+++ Data shown

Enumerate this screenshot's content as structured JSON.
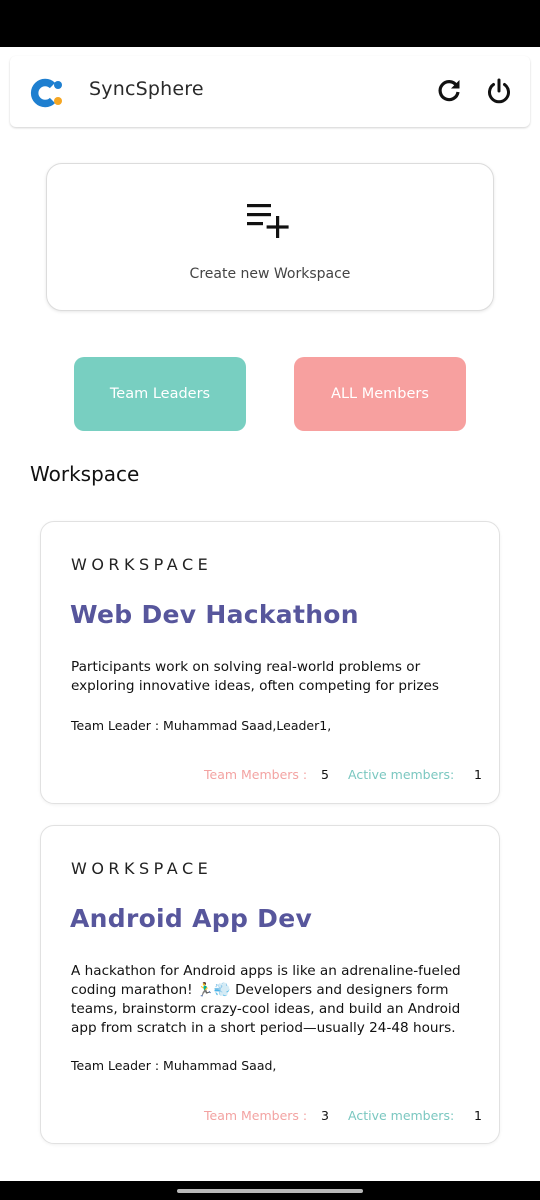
{
  "app": {
    "title": "SyncSphere"
  },
  "header": {
    "refresh_icon": "refresh-icon",
    "power_icon": "power-icon"
  },
  "create_workspace": {
    "label": "Create new Workspace",
    "icon": "playlist-add-icon"
  },
  "filters": {
    "team_leaders_label": "Team Leaders",
    "all_members_label": "ALL Members"
  },
  "section": {
    "title": "Workspace"
  },
  "colors": {
    "brand_blue": "#1e7fd0",
    "brand_orange": "#f5a623",
    "team_leaders_bg": "#78cfc1",
    "all_members_bg": "#f7a09f",
    "workspace_title": "#57569c"
  },
  "workspaces": [
    {
      "label": "WORKSPACE",
      "name": "Web Dev Hackathon",
      "description": "Participants work on solving real-world problems or exploring innovative ideas, often competing for prizes",
      "leader": "Team Leader : Muhammad Saad,Leader1,",
      "members_label": "Team Members :",
      "members_count": "5",
      "active_label": "Active members:",
      "active_count": "1"
    },
    {
      "label": "WORKSPACE",
      "name": "Android App Dev",
      "description": "A hackathon for Android apps is like an adrenaline-fueled coding marathon! 🏃‍♂️💨 Developers and designers form teams, brainstorm crazy-cool ideas, and build an Android app from scratch in a short period—usually 24-48 hours.",
      "leader": "Team Leader : Muhammad Saad,",
      "members_label": "Team Members :",
      "members_count": "3",
      "active_label": "Active members:",
      "active_count": "1"
    }
  ]
}
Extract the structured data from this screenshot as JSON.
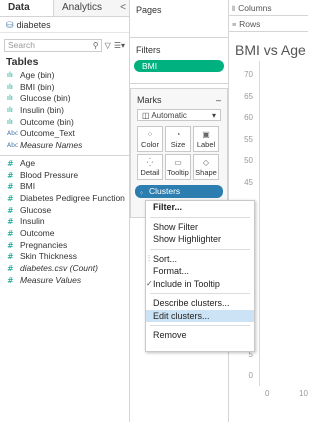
{
  "tabs": {
    "data": "Data",
    "analytics": "Analytics",
    "collapse": "<"
  },
  "datasource": {
    "name": "diabetes"
  },
  "search": {
    "placeholder": "Search"
  },
  "tables_title": "Tables",
  "fields": [
    {
      "type": "bin",
      "label": "Age (bin)"
    },
    {
      "type": "bin",
      "label": "BMI (bin)"
    },
    {
      "type": "bin",
      "label": "Glucose (bin)"
    },
    {
      "type": "bin",
      "label": "Insulin (bin)"
    },
    {
      "type": "bin",
      "label": "Outcome (bin)"
    },
    {
      "type": "abc",
      "label": "Outcome_Text"
    },
    {
      "type": "abc",
      "label": "Measure Names",
      "italic": true
    }
  ],
  "measures": [
    {
      "label": "Age"
    },
    {
      "label": "Blood Pressure"
    },
    {
      "label": "BMI"
    },
    {
      "label": "Diabetes Pedigree Function"
    },
    {
      "label": "Glucose"
    },
    {
      "label": "Insulin"
    },
    {
      "label": "Outcome"
    },
    {
      "label": "Pregnancies"
    },
    {
      "label": "Skin Thickness"
    },
    {
      "label": "diabetes.csv (Count)",
      "italic": true
    },
    {
      "label": "Measure Values",
      "italic": true
    }
  ],
  "pages": {
    "title": "Pages"
  },
  "filters": {
    "title": "Filters",
    "pill": "BMI"
  },
  "marks": {
    "title": "Marks",
    "type": "Automatic",
    "buttons": [
      "Color",
      "Size",
      "Label",
      "Detail",
      "Tooltip",
      "Shape"
    ],
    "pill": "Clusters"
  },
  "shelves": {
    "columns": "Columns",
    "rows": "Rows"
  },
  "chart": {
    "title": "BMI vs Age",
    "yticks": [
      "70",
      "65",
      "60",
      "55",
      "50",
      "45",
      "40",
      "35",
      "30",
      "25",
      "20",
      "15",
      "10",
      "5",
      "0"
    ],
    "xticks": [
      "0",
      "10"
    ]
  },
  "menu": {
    "items": [
      {
        "label": "Filter...",
        "bold": true
      },
      {
        "sep": true
      },
      {
        "label": "Show Filter"
      },
      {
        "label": "Show Highlighter"
      },
      {
        "sep": true
      },
      {
        "label": "Sort...",
        "gutter": "sort"
      },
      {
        "label": "Format..."
      },
      {
        "label": "Include in Tooltip",
        "gutter": "check"
      },
      {
        "sep": true
      },
      {
        "label": "Describe clusters..."
      },
      {
        "label": "Edit clusters...",
        "highlight": true
      },
      {
        "sep": true
      },
      {
        "label": "Remove"
      }
    ]
  },
  "colors": {
    "filter_pill": "#00b180",
    "clusters_pill": "#2d7eb0",
    "menu_highlight": "#cce3f5"
  }
}
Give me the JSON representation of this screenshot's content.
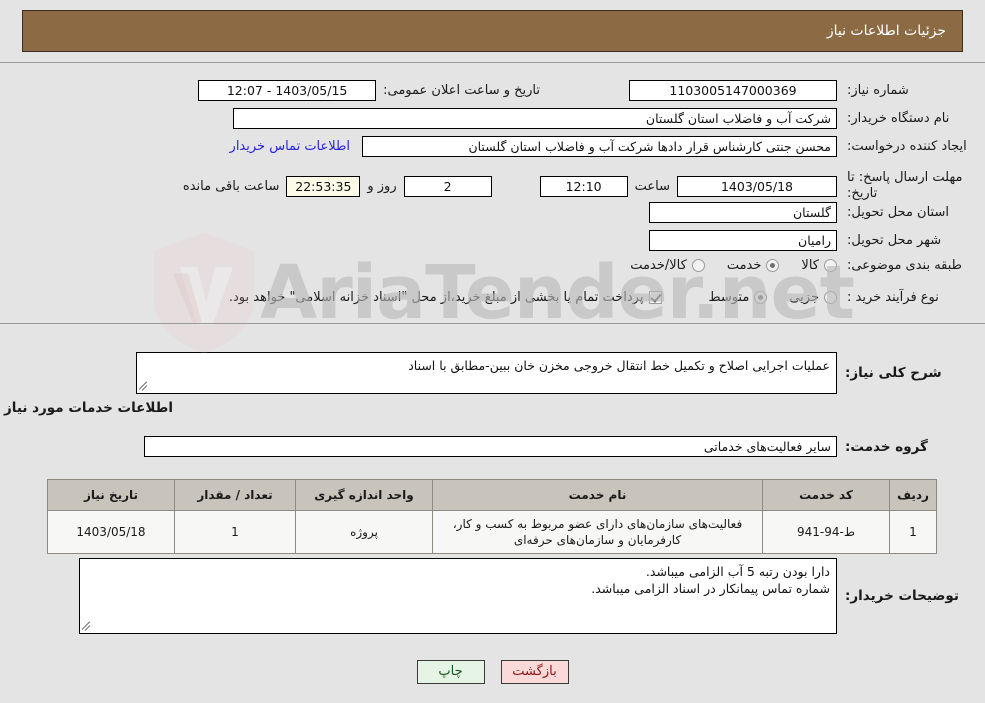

++++++

* _What to produce_:
A faithful copy of the records above is needed, with the pictures left out.

* _Solution for this exercise_:
Enumerate this screenshot's content as structured JSON.
{
  "app": {
    "title": "SyncSphere"
  },
  "header": {
    "refresh_icon": "refresh-icon",
    "power_icon": "power-icon"
  },
  "create_workspace": {
    "label": "Create new Workspace",
    "icon": "playlist-add-icon"
  },
  "filters": {
    "team_leaders_label": "Team Leaders",
    "all_members_label": "ALL Members"
  },
  "section": {
    "title": "Workspace"
  },
  "colors": {
    "brand_blue": "#1e7fd0",
    "brand_orange": "#f5a623",
    "team_leaders_bg": "#78cfc1",
    "all_members_bg": "#f7a09f",
    "workspace_title": "#57569c"
  },
  "workspaces": [
    {
      "label": "WORKSPACE",
      "name": "Web Dev Hackathon",
      "description": "Participants work on solving real-world problems or exploring innovative ideas, often competing for prizes",
      "leader": "Team Leader : Muhammad Saad,Leader1,",
      "members_label": "Team Members :",
      "members_count": "5",
      "active_label": "Active members:",
      "active_count": "1"
    },
    {
      "label": "WORKSPACE",
      "name": "Android App Dev",
      "description": "A hackathon for Android apps is like an adrenaline-fueled coding marathon! 🏃‍♂️💨 Developers and designers form teams, brainstorm crazy-cool ideas, and build an Android app from scratch in a short period—usually 24-48 hours.",
      "leader": "Team Leader : Muhammad Saad,",
      "members_label": "Team Members :",
      "members_count": "3",
      "active_label": "Active members:",
      "active_count": "1"
    }
  ]
}
Extract the structured data from this screenshot as JSON.
{
  "tabs": {
    "data": "Data",
    "analytics": "Analytics",
    "collapse": "<"
  },
  "datasource": {
    "name": "diabetes"
  },
  "search": {
    "placeholder": "Search"
  },
  "tables_title": "Tables",
  "fields": [
    {
      "type": "bin",
      "label": "Age (bin)"
    },
    {
      "type": "bin",
      "label": "BMI (bin)"
    },
    {
      "type": "bin",
      "label": "Glucose (bin)"
    },
    {
      "type": "bin",
      "label": "Insulin (bin)"
    },
    {
      "type": "bin",
      "label": "Outcome (bin)"
    },
    {
      "type": "abc",
      "label": "Outcome_Text"
    },
    {
      "type": "abc",
      "label": "Measure Names",
      "italic": true
    }
  ],
  "measures": [
    {
      "label": "Age"
    },
    {
      "label": "Blood Pressure"
    },
    {
      "label": "BMI"
    },
    {
      "label": "Diabetes Pedigree Function"
    },
    {
      "label": "Glucose"
    },
    {
      "label": "Insulin"
    },
    {
      "label": "Outcome"
    },
    {
      "label": "Pregnancies"
    },
    {
      "label": "Skin Thickness"
    },
    {
      "label": "diabetes.csv (Count)",
      "italic": true
    },
    {
      "label": "Measure Values",
      "italic": true
    }
  ],
  "pages": {
    "title": "Pages"
  },
  "filters": {
    "title": "Filters",
    "pill": "BMI"
  },
  "marks": {
    "title": "Marks",
    "type": "Automatic",
    "buttons": [
      "Color",
      "Size",
      "Label",
      "Detail",
      "Tooltip",
      "Shape"
    ],
    "pill": "Clusters"
  },
  "shelves": {
    "columns": "Columns",
    "rows": "Rows"
  },
  "chart": {
    "title": "BMI vs Age",
    "yticks": [
      "70",
      "65",
      "60",
      "55",
      "50",
      "45",
      "40",
      "35",
      "30",
      "25",
      "20",
      "15",
      "10",
      "5",
      "0"
    ],
    "xticks": [
      "0",
      "10"
    ]
  },
  "menu": {
    "items": [
      {
        "label": "Filter...",
        "bold": true
      },
      {
        "sep": true
      },
      {
        "label": "Show Filter"
      },
      {
        "label": "Show Highlighter"
      },
      {
        "sep": true
      },
      {
        "label": "Sort...",
        "gutter": "sort"
      },
      {
        "label": "Format..."
      },
      {
        "label": "Include in Tooltip",
        "gutter": "check"
      },
      {
        "sep": true
      },
      {
        "label": "Describe clusters..."
      },
      {
        "label": "Edit clusters...",
        "highlight": true
      },
      {
        "sep": true
      },
      {
        "label": "Remove"
      }
    ]
  },
  "colors": {
    "filter_pill": "#00b180",
    "clusters_pill": "#2d7eb0",
    "menu_highlight": "#cce3f5"
  }
}
Give me the JSON representation of this screenshot's content.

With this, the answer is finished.